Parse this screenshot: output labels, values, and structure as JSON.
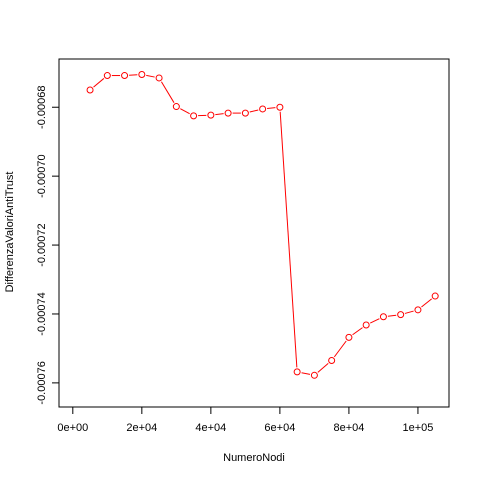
{
  "chart_data": {
    "type": "scatter",
    "title": "",
    "xlabel": "NumeroNodi",
    "ylabel": "DifferenzaValoriAntiTrust",
    "xlim": [
      -4000,
      109000
    ],
    "ylim": [
      -0.000767,
      -0.000666
    ],
    "x_ticks": [
      0,
      20000,
      40000,
      60000,
      80000,
      100000
    ],
    "x_tick_labels": [
      "0e+00",
      "2e+04",
      "4e+04",
      "6e+04",
      "8e+04",
      "1e+05"
    ],
    "y_ticks": [
      -0.00068,
      -0.0007,
      -0.00072,
      -0.00074,
      -0.00076
    ],
    "y_tick_labels": [
      "-0.00068",
      "-0.00070",
      "-0.00072",
      "-0.00074",
      "-0.00076"
    ],
    "grid": false,
    "series": [
      {
        "color": "#ff0000",
        "marker": "open-circle",
        "line": "connected",
        "points": [
          {
            "x": 5000,
            "y": -0.000675
          },
          {
            "x": 10000,
            "y": -0.0006708
          },
          {
            "x": 15000,
            "y": -0.0006708
          },
          {
            "x": 20000,
            "y": -0.0006705
          },
          {
            "x": 25000,
            "y": -0.0006715
          },
          {
            "x": 30000,
            "y": -0.0006798
          },
          {
            "x": 35000,
            "y": -0.0006825
          },
          {
            "x": 40000,
            "y": -0.0006823
          },
          {
            "x": 45000,
            "y": -0.0006817
          },
          {
            "x": 50000,
            "y": -0.0006817
          },
          {
            "x": 55000,
            "y": -0.0006805
          },
          {
            "x": 60000,
            "y": -0.00068
          },
          {
            "x": 65000,
            "y": -0.0007568
          },
          {
            "x": 70000,
            "y": -0.0007578
          },
          {
            "x": 75000,
            "y": -0.0007535
          },
          {
            "x": 80000,
            "y": -0.0007468
          },
          {
            "x": 85000,
            "y": -0.0007432
          },
          {
            "x": 90000,
            "y": -0.0007408
          },
          {
            "x": 95000,
            "y": -0.0007402
          },
          {
            "x": 100000,
            "y": -0.0007388
          },
          {
            "x": 105000,
            "y": -0.0007348
          }
        ]
      }
    ]
  }
}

════════════════════

Task objective: Print the complete listing exactly, apart from any pictures.

Reply:
Parse this screenshot: output labels, values, and structure as JSON.
{
  "chart_data": {
    "type": "scatter",
    "title": "",
    "xlabel": "NumeroNodi",
    "ylabel": "DifferenzaValoriAntiTrust",
    "xlim": [
      -4000,
      109000
    ],
    "ylim": [
      -0.000767,
      -0.000666
    ],
    "x_ticks": [
      0,
      20000,
      40000,
      60000,
      80000,
      100000
    ],
    "x_tick_labels": [
      "0e+00",
      "2e+04",
      "4e+04",
      "6e+04",
      "8e+04",
      "1e+05"
    ],
    "y_ticks": [
      -0.00068,
      -0.0007,
      -0.00072,
      -0.00074,
      -0.00076
    ],
    "y_tick_labels": [
      "-0.00068",
      "-0.00070",
      "-0.00072",
      "-0.00074",
      "-0.00076"
    ],
    "grid": false,
    "series": [
      {
        "color": "#ff0000",
        "marker": "open-circle",
        "line": "connected",
        "points": [
          {
            "x": 5000,
            "y": -0.000675
          },
          {
            "x": 10000,
            "y": -0.0006708
          },
          {
            "x": 15000,
            "y": -0.0006708
          },
          {
            "x": 20000,
            "y": -0.0006705
          },
          {
            "x": 25000,
            "y": -0.0006715
          },
          {
            "x": 30000,
            "y": -0.0006798
          },
          {
            "x": 35000,
            "y": -0.0006825
          },
          {
            "x": 40000,
            "y": -0.0006823
          },
          {
            "x": 45000,
            "y": -0.0006817
          },
          {
            "x": 50000,
            "y": -0.0006817
          },
          {
            "x": 55000,
            "y": -0.0006805
          },
          {
            "x": 60000,
            "y": -0.00068
          },
          {
            "x": 65000,
            "y": -0.0007568
          },
          {
            "x": 70000,
            "y": -0.0007578
          },
          {
            "x": 75000,
            "y": -0.0007535
          },
          {
            "x": 80000,
            "y": -0.0007468
          },
          {
            "x": 85000,
            "y": -0.0007432
          },
          {
            "x": 90000,
            "y": -0.0007408
          },
          {
            "x": 95000,
            "y": -0.0007402
          },
          {
            "x": 100000,
            "y": -0.0007388
          },
          {
            "x": 105000,
            "y": -0.0007348
          }
        ]
      }
    ]
  }
}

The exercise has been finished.